• TO DO: Reproduce the records below exactly as they appear.

(Data entries for graphics)
## Start

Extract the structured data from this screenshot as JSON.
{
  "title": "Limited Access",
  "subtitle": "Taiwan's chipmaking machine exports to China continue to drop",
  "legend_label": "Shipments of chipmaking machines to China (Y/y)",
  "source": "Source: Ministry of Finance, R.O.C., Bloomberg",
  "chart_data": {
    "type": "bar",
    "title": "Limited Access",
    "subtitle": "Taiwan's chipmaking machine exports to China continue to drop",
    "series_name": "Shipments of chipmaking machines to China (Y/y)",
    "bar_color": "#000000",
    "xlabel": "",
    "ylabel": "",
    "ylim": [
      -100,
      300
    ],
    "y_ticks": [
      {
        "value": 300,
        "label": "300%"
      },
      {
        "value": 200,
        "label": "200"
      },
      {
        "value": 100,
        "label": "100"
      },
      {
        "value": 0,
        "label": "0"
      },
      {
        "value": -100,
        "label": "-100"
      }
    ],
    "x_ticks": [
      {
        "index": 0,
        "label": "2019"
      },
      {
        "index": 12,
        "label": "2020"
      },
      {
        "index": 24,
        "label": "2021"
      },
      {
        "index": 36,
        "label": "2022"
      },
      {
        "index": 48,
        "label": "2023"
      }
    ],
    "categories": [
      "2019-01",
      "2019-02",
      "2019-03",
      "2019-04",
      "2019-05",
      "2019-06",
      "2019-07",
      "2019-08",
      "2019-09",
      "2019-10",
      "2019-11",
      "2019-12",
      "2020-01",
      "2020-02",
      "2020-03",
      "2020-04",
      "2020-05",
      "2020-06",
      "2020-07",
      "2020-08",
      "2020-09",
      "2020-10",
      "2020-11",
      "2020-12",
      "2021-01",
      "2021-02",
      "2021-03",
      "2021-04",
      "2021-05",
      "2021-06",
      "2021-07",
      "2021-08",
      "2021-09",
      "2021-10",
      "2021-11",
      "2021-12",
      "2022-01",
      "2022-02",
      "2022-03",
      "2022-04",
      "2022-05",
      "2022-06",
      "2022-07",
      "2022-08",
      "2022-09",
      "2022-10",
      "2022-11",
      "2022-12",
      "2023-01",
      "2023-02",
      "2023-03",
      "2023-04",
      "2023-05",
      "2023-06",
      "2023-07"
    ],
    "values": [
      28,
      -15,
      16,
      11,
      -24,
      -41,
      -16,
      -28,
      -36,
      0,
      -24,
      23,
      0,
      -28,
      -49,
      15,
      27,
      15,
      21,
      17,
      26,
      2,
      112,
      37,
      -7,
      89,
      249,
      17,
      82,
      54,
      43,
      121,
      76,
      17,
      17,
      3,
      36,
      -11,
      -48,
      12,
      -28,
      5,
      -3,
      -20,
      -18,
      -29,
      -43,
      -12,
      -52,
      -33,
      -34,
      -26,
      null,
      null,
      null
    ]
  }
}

## End

• TASK RESPONSE:
Extract the structured data from this screenshot as JSON.
{
  "title": "Limited Access",
  "subtitle": "Taiwan's chipmaking machine exports to China continue to drop",
  "legend_label": "Shipments of chipmaking machines to China (Y/y)",
  "source": "Source: Ministry of Finance, R.O.C., Bloomberg",
  "chart_data": {
    "type": "bar",
    "title": "Limited Access",
    "subtitle": "Taiwan's chipmaking machine exports to China continue to drop",
    "series_name": "Shipments of chipmaking machines to China (Y/y)",
    "bar_color": "#000000",
    "xlabel": "",
    "ylabel": "",
    "ylim": [
      -100,
      300
    ],
    "y_ticks": [
      {
        "value": 300,
        "label": "300%"
      },
      {
        "value": 200,
        "label": "200"
      },
      {
        "value": 100,
        "label": "100"
      },
      {
        "value": 0,
        "label": "0"
      },
      {
        "value": -100,
        "label": "-100"
      }
    ],
    "x_ticks": [
      {
        "index": 0,
        "label": "2019"
      },
      {
        "index": 12,
        "label": "2020"
      },
      {
        "index": 24,
        "label": "2021"
      },
      {
        "index": 36,
        "label": "2022"
      },
      {
        "index": 48,
        "label": "2023"
      }
    ],
    "categories": [
      "2019-01",
      "2019-02",
      "2019-03",
      "2019-04",
      "2019-05",
      "2019-06",
      "2019-07",
      "2019-08",
      "2019-09",
      "2019-10",
      "2019-11",
      "2019-12",
      "2020-01",
      "2020-02",
      "2020-03",
      "2020-04",
      "2020-05",
      "2020-06",
      "2020-07",
      "2020-08",
      "2020-09",
      "2020-10",
      "2020-11",
      "2020-12",
      "2021-01",
      "2021-02",
      "2021-03",
      "2021-04",
      "2021-05",
      "2021-06",
      "2021-07",
      "2021-08",
      "2021-09",
      "2021-10",
      "2021-11",
      "2021-12",
      "2022-01",
      "2022-02",
      "2022-03",
      "2022-04",
      "2022-05",
      "2022-06",
      "2022-07",
      "2022-08",
      "2022-09",
      "2022-10",
      "2022-11",
      "2022-12",
      "2023-01",
      "2023-02",
      "2023-03",
      "2023-04",
      "2023-05",
      "2023-06",
      "2023-07"
    ],
    "values": [
      28,
      -15,
      16,
      11,
      -24,
      -41,
      -16,
      -28,
      -36,
      0,
      -24,
      23,
      0,
      -28,
      -49,
      15,
      27,
      15,
      21,
      17,
      26,
      2,
      112,
      37,
      -7,
      89,
      249,
      17,
      82,
      54,
      43,
      121,
      76,
      17,
      17,
      3,
      36,
      -11,
      -48,
      12,
      -28,
      5,
      -3,
      -20,
      -18,
      -29,
      -43,
      -12,
      -52,
      -33,
      -34,
      -26,
      null,
      null,
      null
    ]
  }
}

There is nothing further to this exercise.